### DIRECTIVE
Quote all entries in full, exactly.

====== DATA FOR THE TASK ======

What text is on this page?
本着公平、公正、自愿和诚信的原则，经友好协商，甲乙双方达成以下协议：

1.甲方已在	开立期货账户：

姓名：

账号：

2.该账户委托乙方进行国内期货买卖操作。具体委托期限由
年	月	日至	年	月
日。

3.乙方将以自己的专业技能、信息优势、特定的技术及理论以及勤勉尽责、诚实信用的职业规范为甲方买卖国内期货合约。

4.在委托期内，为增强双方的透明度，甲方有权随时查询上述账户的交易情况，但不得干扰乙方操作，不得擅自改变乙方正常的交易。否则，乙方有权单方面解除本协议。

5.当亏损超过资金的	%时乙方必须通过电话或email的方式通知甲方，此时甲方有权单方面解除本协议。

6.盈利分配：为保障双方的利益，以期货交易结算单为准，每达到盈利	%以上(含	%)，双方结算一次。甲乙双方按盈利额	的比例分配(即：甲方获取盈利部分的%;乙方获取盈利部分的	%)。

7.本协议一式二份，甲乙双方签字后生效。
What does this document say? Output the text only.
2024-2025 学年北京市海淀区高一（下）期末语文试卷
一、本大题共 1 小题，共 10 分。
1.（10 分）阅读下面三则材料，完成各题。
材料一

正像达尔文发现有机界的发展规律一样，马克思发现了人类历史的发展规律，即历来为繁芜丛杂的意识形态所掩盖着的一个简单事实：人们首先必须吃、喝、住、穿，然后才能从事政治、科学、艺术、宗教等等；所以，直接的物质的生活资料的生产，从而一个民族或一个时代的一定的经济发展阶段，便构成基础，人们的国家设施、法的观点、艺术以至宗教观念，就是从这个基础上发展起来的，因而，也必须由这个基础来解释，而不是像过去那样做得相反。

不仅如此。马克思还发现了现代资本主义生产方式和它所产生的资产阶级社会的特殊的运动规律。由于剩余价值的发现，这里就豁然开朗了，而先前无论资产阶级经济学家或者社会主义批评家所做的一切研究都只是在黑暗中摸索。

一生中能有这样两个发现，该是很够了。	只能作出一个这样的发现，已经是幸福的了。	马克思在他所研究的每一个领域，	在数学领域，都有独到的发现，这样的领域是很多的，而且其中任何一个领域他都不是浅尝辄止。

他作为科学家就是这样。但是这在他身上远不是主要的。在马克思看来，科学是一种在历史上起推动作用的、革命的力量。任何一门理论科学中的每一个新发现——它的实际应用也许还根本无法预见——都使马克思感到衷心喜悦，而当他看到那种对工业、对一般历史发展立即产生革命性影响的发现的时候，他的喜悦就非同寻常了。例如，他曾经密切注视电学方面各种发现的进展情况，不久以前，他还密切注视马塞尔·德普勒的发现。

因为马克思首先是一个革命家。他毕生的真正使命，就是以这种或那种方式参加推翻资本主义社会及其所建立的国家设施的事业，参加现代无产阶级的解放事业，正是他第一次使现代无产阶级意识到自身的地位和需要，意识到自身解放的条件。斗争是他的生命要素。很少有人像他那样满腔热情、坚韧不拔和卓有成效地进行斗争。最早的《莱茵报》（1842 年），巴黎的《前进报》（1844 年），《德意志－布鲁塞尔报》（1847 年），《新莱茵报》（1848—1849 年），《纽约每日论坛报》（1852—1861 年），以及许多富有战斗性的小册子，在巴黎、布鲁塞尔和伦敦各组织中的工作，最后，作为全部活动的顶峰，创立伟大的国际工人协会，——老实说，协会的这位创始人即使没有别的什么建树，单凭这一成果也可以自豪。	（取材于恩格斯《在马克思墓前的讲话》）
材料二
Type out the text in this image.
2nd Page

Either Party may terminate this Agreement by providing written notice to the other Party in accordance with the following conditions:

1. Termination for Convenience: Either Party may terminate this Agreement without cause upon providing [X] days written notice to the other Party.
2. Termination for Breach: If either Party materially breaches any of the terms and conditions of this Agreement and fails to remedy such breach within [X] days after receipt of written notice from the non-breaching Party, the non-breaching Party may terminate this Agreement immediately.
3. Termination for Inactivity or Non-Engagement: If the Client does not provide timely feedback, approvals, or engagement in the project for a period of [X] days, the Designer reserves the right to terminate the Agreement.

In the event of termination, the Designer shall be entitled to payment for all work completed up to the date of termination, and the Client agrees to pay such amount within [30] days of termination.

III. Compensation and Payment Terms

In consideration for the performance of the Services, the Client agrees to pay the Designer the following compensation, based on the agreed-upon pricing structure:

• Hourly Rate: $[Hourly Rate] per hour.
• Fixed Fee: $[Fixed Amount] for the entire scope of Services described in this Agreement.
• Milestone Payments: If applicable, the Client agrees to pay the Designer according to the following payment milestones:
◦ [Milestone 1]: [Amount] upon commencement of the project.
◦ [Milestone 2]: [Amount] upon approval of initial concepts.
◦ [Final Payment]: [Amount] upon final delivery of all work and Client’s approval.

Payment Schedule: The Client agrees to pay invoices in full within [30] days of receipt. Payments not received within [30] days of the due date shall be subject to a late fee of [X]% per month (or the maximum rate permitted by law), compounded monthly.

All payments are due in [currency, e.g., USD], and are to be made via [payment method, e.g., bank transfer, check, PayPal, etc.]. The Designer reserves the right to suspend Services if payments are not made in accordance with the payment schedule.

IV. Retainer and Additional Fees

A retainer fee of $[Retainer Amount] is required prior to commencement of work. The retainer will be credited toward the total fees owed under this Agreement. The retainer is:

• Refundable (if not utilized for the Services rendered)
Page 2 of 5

======

### OUTPUT BELOW
What text is on this page?
本着公平、公正、自愿和诚信的原则，经友好协商，甲乙双方达成以下协议：

1.甲方已在	开立期货账户：

姓名：

账号：

2.该账户委托乙方进行国内期货买卖操作。具体委托期限由
年	月	日至	年	月
日。

3.乙方将以自己的专业技能、信息优势、特定的技术及理论以及勤勉尽责、诚实信用的职业规范为甲方买卖国内期货合约。

4.在委托期内，为增强双方的透明度，甲方有权随时查询上述账户的交易情况，但不得干扰乙方操作，不得擅自改变乙方正常的交易。否则，乙方有权单方面解除本协议。

5.当亏损超过资金的	%时乙方必须通过电话或email的方式通知甲方，此时甲方有权单方面解除本协议。

6.盈利分配：为保障双方的利益，以期货交易结算单为准，每达到盈利	%以上(含	%)，双方结算一次。甲乙双方按盈利额	的比例分配(即：甲方获取盈利部分的%;乙方获取盈利部分的	%)。

7.本协议一式二份，甲乙双方签字后生效。
What does this document say? Output the text only.
2024-2025 学年北京市海淀区高一（下）期末语文试卷
一、本大题共 1 小题，共 10 分。
1.（10 分）阅读下面三则材料，完成各题。
材料一

正像达尔文发现有机界的发展规律一样，马克思发现了人类历史的发展规律，即历来为繁芜丛杂的意识形态所掩盖着的一个简单事实：人们首先必须吃、喝、住、穿，然后才能从事政治、科学、艺术、宗教等等；所以，直接的物质的生活资料的生产，从而一个民族或一个时代的一定的经济发展阶段，便构成基础，人们的国家设施、法的观点、艺术以至宗教观念，就是从这个基础上发展起来的，因而，也必须由这个基础来解释，而不是像过去那样做得相反。

不仅如此。马克思还发现了现代资本主义生产方式和它所产生的资产阶级社会的特殊的运动规律。由于剩余价值的发现，这里就豁然开朗了，而先前无论资产阶级经济学家或者社会主义批评家所做的一切研究都只是在黑暗中摸索。

一生中能有这样两个发现，该是很够了。	只能作出一个这样的发现，已经是幸福的了。	马克思在他所研究的每一个领域，	在数学领域，都有独到的发现，这样的领域是很多的，而且其中任何一个领域他都不是浅尝辄止。

他作为科学家就是这样。但是这在他身上远不是主要的。在马克思看来，科学是一种在历史上起推动作用的、革命的力量。任何一门理论科学中的每一个新发现——它的实际应用也许还根本无法预见——都使马克思感到衷心喜悦，而当他看到那种对工业、对一般历史发展立即产生革命性影响的发现的时候，他的喜悦就非同寻常了。例如，他曾经密切注视电学方面各种发现的进展情况，不久以前，他还密切注视马塞尔·德普勒的发现。

因为马克思首先是一个革命家。他毕生的真正使命，就是以这种或那种方式参加推翻资本主义社会及其所建立的国家设施的事业，参加现代无产阶级的解放事业，正是他第一次使现代无产阶级意识到自身的地位和需要，意识到自身解放的条件。斗争是他的生命要素。很少有人像他那样满腔热情、坚韧不拔和卓有成效地进行斗争。最早的《莱茵报》（1842 年），巴黎的《前进报》（1844 年），《德意志－布鲁塞尔报》（1847 年），《新莱茵报》（1848—1849 年），《纽约每日论坛报》（1852—1861 年），以及许多富有战斗性的小册子，在巴黎、布鲁塞尔和伦敦各组织中的工作，最后，作为全部活动的顶峰，创立伟大的国际工人协会，——老实说，协会的这位创始人即使没有别的什么建树，单凭这一成果也可以自豪。	（取材于恩格斯《在马克思墓前的讲话》）
材料二
Type out the text in this image.
2nd Page

Either Party may terminate this Agreement by providing written notice to the other Party in accordance with the following conditions:

1. Termination for Convenience: Either Party may terminate this Agreement without cause upon providing [X] days written notice to the other Party.
2. Termination for Breach: If either Party materially breaches any of the terms and conditions of this Agreement and fails to remedy such breach within [X] days after receipt of written notice from the non-breaching Party, the non-breaching Party may terminate this Agreement immediately.
3. Termination for Inactivity or Non-Engagement: If the Client does not provide timely feedback, approvals, or engagement in the project for a period of [X] days, the Designer reserves the right to terminate the Agreement.

In the event of termination, the Designer shall be entitled to payment for all work completed up to the date of termination, and the Client agrees to pay such amount within [30] days of termination.

III. Compensation and Payment Terms

In consideration for the performance of the Services, the Client agrees to pay the Designer the following compensation, based on the agreed-upon pricing structure:

• Hourly Rate: $[Hourly Rate] per hour.
• Fixed Fee: $[Fixed Amount] for the entire scope of Services described in this Agreement.
• Milestone Payments: If applicable, the Client agrees to pay the Designer according to the following payment milestones:
◦ [Milestone 1]: [Amount] upon commencement of the project.
◦ [Milestone 2]: [Amount] upon approval of initial concepts.
◦ [Final Payment]: [Amount] upon final delivery of all work and Client’s approval.

Payment Schedule: The Client agrees to pay invoices in full within [30] days of receipt. Payments not received within [30] days of the due date shall be subject to a late fee of [X]% per month (or the maximum rate permitted by law), compounded monthly.

All payments are due in [currency, e.g., USD], and are to be made via [payment method, e.g., bank transfer, check, PayPal, etc.]. The Designer reserves the right to suspend Services if payments are not made in accordance with the payment schedule.

IV. Retainer and Additional Fees

A retainer fee of $[Retainer Amount] is required prior to commencement of work. The retainer will be credited toward the total fees owed under this Agreement. The retainer is:

• Refundable (if not utilized for the Services rendered)
Page 2 of 5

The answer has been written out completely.